# [What to work on]
Copy out each line below that has the word "JSON" in it.

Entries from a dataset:
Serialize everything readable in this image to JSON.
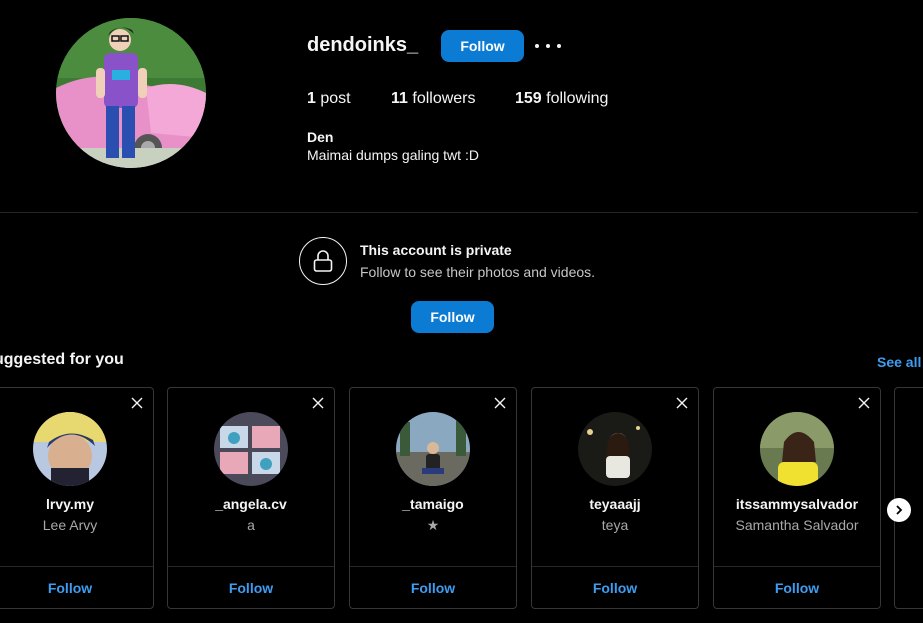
{
  "profile": {
    "username": "dendoinks_",
    "follow_label": "Follow",
    "stats": {
      "posts_count": "1",
      "posts_label": "post",
      "followers_count": "11",
      "followers_label": "followers",
      "following_count": "159",
      "following_label": "following"
    },
    "bio_name": "Den",
    "bio_text": "Maimai dumps galing twt :D"
  },
  "private_notice": {
    "title": "This account is private",
    "subtitle": "Follow to see their photos and videos.",
    "follow_label": "Follow"
  },
  "suggested": {
    "title": "uggested for you",
    "see_all": "See all",
    "cards": [
      {
        "username": "lrvy.my",
        "fullname": "Lee Arvy",
        "follow": "Follow"
      },
      {
        "username": "_angela.cv",
        "fullname": "a",
        "follow": "Follow"
      },
      {
        "username": "_tamaigo",
        "fullname": "★",
        "follow": "Follow"
      },
      {
        "username": "teyaaajj",
        "fullname": "teya",
        "follow": "Follow"
      },
      {
        "username": "itssammysalvador",
        "fullname": "Samantha Salvador",
        "follow": "Follow"
      }
    ]
  },
  "colors": {
    "background": "#000000",
    "primary_button": "#0c7bd4",
    "link": "#3e9df0",
    "border": "#363636"
  }
}
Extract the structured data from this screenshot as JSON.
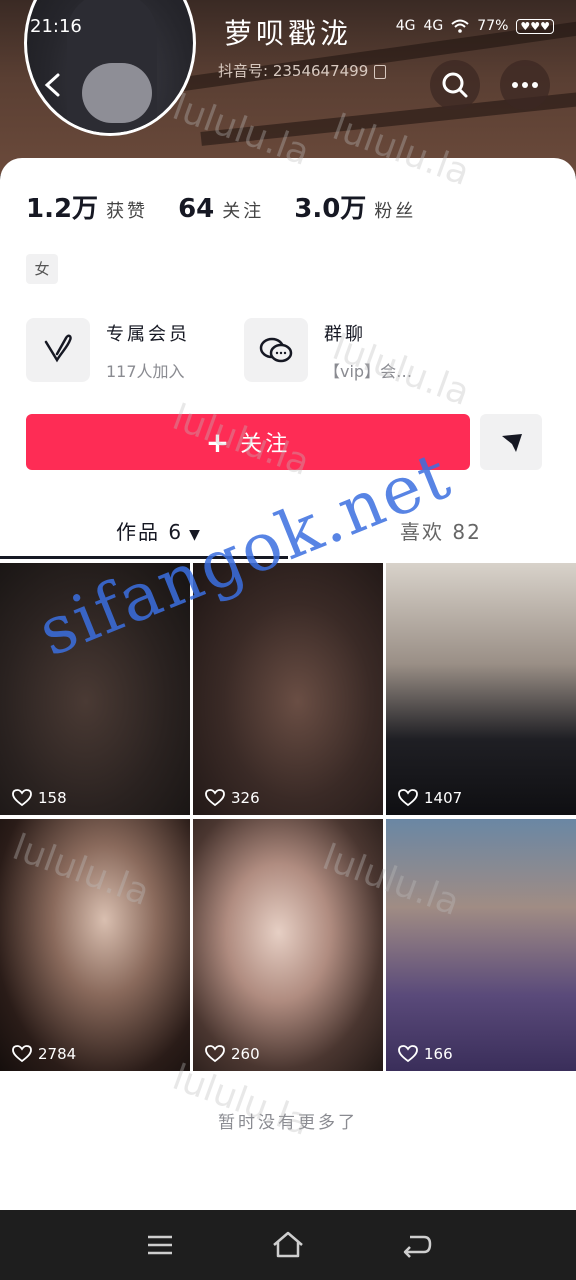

# [Result of this task]
Serialize everything readable in this image to JSON.
Extract the structured data from this screenshot as JSON.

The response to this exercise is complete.